_TASK INSTRUCTIONS_:
Everything in the listing should be restated word for word.

_DATA SHOWN_:
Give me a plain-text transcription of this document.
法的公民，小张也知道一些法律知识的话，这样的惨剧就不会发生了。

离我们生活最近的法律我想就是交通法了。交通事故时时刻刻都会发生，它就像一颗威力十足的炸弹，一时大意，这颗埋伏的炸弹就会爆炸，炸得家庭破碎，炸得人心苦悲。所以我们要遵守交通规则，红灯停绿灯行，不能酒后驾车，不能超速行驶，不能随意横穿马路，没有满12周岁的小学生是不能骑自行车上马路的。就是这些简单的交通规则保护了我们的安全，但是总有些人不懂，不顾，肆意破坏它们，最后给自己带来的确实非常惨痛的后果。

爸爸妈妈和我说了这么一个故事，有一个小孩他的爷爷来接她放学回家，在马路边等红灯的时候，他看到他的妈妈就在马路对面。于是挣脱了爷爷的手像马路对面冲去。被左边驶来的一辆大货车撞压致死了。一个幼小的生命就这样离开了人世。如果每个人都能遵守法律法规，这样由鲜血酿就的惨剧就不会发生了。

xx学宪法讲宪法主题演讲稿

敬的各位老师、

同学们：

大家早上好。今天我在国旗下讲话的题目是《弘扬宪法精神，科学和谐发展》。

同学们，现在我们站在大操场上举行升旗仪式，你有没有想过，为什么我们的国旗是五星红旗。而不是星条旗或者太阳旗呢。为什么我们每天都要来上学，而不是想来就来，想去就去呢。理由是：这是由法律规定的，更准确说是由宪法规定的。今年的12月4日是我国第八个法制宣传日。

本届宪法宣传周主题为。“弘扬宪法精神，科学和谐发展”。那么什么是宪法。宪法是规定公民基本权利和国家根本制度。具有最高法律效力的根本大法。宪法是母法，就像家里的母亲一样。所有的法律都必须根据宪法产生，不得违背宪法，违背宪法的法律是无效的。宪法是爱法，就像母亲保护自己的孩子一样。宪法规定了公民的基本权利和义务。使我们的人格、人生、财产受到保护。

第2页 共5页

_SOLUTION_:
Give me a plain-text transcription of this document.
法的公民，小张也知道一些法律知识的话，这样的惨剧就不会发生了。

离我们生活最近的法律我想就是交通法了。交通事故时时刻刻都会发生，它就像一颗威力十足的炸弹，一时大意，这颗埋伏的炸弹就会爆炸，炸得家庭破碎，炸得人心苦悲。所以我们要遵守交通规则，红灯停绿灯行，不能酒后驾车，不能超速行驶，不能随意横穿马路，没有满12周岁的小学生是不能骑自行车上马路的。就是这些简单的交通规则保护了我们的安全，但是总有些人不懂，不顾，肆意破坏它们，最后给自己带来的确实非常惨痛的后果。

爸爸妈妈和我说了这么一个故事，有一个小孩他的爷爷来接她放学回家，在马路边等红灯的时候，他看到他的妈妈就在马路对面。于是挣脱了爷爷的手像马路对面冲去。被左边驶来的一辆大货车撞压致死了。一个幼小的生命就这样离开了人世。如果每个人都能遵守法律法规，这样由鲜血酿就的惨剧就不会发生了。

xx学宪法讲宪法主题演讲稿

敬的各位老师、

同学们：

大家早上好。今天我在国旗下讲话的题目是《弘扬宪法精神，科学和谐发展》。

同学们，现在我们站在大操场上举行升旗仪式，你有没有想过，为什么我们的国旗是五星红旗。而不是星条旗或者太阳旗呢。为什么我们每天都要来上学，而不是想来就来，想去就去呢。理由是：这是由法律规定的，更准确说是由宪法规定的。今年的12月4日是我国第八个法制宣传日。

本届宪法宣传周主题为。“弘扬宪法精神，科学和谐发展”。那么什么是宪法。宪法是规定公民基本权利和国家根本制度。具有最高法律效力的根本大法。宪法是母法，就像家里的母亲一样。所有的法律都必须根据宪法产生，不得违背宪法，违背宪法的法律是无效的。宪法是爱法，就像母亲保护自己的孩子一样。宪法规定了公民的基本权利和义务。使我们的人格、人生、财产受到保护。

第2页 共5页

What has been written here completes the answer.